### Lines of data
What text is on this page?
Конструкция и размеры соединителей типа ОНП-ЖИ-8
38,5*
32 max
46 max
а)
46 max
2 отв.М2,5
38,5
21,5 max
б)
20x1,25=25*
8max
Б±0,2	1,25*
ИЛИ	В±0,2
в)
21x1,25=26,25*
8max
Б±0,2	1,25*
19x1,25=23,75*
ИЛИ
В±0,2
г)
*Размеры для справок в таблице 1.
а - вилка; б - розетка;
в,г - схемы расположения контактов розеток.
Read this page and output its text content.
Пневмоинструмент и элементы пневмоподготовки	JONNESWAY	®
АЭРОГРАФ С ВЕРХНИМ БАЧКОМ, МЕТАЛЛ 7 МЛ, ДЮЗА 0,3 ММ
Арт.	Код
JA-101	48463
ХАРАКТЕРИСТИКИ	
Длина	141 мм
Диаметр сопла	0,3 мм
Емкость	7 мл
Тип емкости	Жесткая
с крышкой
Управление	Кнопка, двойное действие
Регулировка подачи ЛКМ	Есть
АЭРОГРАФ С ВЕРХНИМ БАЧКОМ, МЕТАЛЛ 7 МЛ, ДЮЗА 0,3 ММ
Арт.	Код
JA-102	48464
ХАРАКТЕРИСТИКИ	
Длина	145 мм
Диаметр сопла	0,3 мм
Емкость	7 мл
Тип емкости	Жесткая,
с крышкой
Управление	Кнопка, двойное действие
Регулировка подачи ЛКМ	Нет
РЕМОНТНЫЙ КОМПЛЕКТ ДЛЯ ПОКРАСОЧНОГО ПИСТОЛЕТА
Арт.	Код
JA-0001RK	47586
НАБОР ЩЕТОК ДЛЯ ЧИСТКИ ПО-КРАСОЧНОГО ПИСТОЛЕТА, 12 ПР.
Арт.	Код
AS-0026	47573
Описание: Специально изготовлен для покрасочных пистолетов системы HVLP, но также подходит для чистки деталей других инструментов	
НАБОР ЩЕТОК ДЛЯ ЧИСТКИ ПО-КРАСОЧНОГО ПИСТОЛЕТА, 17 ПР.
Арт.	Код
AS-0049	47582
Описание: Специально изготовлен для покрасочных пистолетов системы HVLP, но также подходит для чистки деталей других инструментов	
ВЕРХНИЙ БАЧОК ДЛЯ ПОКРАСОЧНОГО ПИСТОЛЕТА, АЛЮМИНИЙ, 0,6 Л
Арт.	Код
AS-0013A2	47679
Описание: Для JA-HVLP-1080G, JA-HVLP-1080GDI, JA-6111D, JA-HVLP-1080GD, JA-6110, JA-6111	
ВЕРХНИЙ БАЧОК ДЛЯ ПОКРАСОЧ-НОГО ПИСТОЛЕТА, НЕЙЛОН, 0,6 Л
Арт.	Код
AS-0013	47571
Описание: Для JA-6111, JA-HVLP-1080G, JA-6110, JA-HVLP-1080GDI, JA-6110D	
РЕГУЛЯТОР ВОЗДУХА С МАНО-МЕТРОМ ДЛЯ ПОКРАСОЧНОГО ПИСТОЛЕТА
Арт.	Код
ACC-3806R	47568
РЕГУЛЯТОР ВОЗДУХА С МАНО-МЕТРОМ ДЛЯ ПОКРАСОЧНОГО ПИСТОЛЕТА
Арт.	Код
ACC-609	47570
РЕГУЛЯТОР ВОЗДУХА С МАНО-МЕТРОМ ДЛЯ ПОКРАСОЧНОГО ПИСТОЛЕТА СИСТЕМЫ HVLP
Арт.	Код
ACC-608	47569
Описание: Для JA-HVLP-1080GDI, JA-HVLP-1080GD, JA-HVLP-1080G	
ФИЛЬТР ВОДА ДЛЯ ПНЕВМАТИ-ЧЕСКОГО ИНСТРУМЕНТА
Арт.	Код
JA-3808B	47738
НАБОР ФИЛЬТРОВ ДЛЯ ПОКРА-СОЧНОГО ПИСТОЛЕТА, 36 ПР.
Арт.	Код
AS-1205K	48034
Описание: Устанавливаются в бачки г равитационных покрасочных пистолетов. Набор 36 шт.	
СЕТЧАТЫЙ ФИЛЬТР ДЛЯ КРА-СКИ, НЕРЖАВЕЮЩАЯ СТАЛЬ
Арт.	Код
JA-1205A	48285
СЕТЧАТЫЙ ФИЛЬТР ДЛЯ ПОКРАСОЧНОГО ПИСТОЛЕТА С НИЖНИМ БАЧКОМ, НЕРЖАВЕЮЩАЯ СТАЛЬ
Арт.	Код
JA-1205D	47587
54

### Short exercise
In the records above, return only the line that contains "Read this page and output its text content." and every line after it through the last, exactly as they appear.

### Answer for this exercise
Read this page and output its text content.
Пневмоинструмент и элементы пневмоподготовки	JONNESWAY	®
АЭРОГРАФ С ВЕРХНИМ БАЧКОМ, МЕТАЛЛ 7 МЛ, ДЮЗА 0,3 ММ
Арт.	Код
JA-101	48463
ХАРАКТЕРИСТИКИ	
Длина	141 мм
Диаметр сопла	0,3 мм
Емкость	7 мл
Тип емкости	Жесткая
с крышкой
Управление	Кнопка, двойное действие
Регулировка подачи ЛКМ	Есть
АЭРОГРАФ С ВЕРХНИМ БАЧКОМ, МЕТАЛЛ 7 МЛ, ДЮЗА 0,3 ММ
Арт.	Код
JA-102	48464
ХАРАКТЕРИСТИКИ	
Длина	145 мм
Диаметр сопла	0,3 мм
Емкость	7 мл
Тип емкости	Жесткая,
с крышкой
Управление	Кнопка, двойное действие
Регулировка подачи ЛКМ	Нет
РЕМОНТНЫЙ КОМПЛЕКТ ДЛЯ ПОКРАСОЧНОГО ПИСТОЛЕТА
Арт.	Код
JA-0001RK	47586
НАБОР ЩЕТОК ДЛЯ ЧИСТКИ ПО-КРАСОЧНОГО ПИСТОЛЕТА, 12 ПР.
Арт.	Код
AS-0026	47573
Описание: Специально изготовлен для покрасочных пистолетов системы HVLP, но также подходит для чистки деталей других инструментов	
НАБОР ЩЕТОК ДЛЯ ЧИСТКИ ПО-КРАСОЧНОГО ПИСТОЛЕТА, 17 ПР.
Арт.	Код
AS-0049	47582
Описание: Специально изготовлен для покрасочных пистолетов системы HVLP, но также подходит для чистки деталей других инструментов	
ВЕРХНИЙ БАЧОК ДЛЯ ПОКРАСОЧНОГО ПИСТОЛЕТА, АЛЮМИНИЙ, 0,6 Л
Арт.	Код
AS-0013A2	47679
Описание: Для JA-HVLP-1080G, JA-HVLP-1080GDI, JA-6111D, JA-HVLP-1080GD, JA-6110, JA-6111	
ВЕРХНИЙ БАЧОК ДЛЯ ПОКРАСОЧ-НОГО ПИСТОЛЕТА, НЕЙЛОН, 0,6 Л
Арт.	Код
AS-0013	47571
Описание: Для JA-6111, JA-HVLP-1080G, JA-6110, JA-HVLP-1080GDI, JA-6110D	
РЕГУЛЯТОР ВОЗДУХА С МАНО-МЕТРОМ ДЛЯ ПОКРАСОЧНОГО ПИСТОЛЕТА
Арт.	Код
ACC-3806R	47568
РЕГУЛЯТОР ВОЗДУХА С МАНО-МЕТРОМ ДЛЯ ПОКРАСОЧНОГО ПИСТОЛЕТА
Арт.	Код
ACC-609	47570
РЕГУЛЯТОР ВОЗДУХА С МАНО-МЕТРОМ ДЛЯ ПОКРАСОЧНОГО ПИСТОЛЕТА СИСТЕМЫ HVLP
Арт.	Код
ACC-608	47569
Описание: Для JA-HVLP-1080GDI, JA-HVLP-1080GD, JA-HVLP-1080G	
ФИЛЬТР ВОДА ДЛЯ ПНЕВМАТИ-ЧЕСКОГО ИНСТРУМЕНТА
Арт.	Код
JA-3808B	47738
НАБОР ФИЛЬТРОВ ДЛЯ ПОКРА-СОЧНОГО ПИСТОЛЕТА, 36 ПР.
Арт.	Код
AS-1205K	48034
Описание: Устанавливаются в бачки г равитационных покрасочных пистолетов. Набор 36 шт.	
СЕТЧАТЫЙ ФИЛЬТР ДЛЯ КРА-СКИ, НЕРЖАВЕЮЩАЯ СТАЛЬ
Арт.	Код
JA-1205A	48285
СЕТЧАТЫЙ ФИЛЬТР ДЛЯ ПОКРАСОЧНОГО ПИСТОЛЕТА С НИЖНИМ БАЧКОМ, НЕРЖАВЕЮЩАЯ СТАЛЬ
Арт.	Код
JA-1205D	47587
54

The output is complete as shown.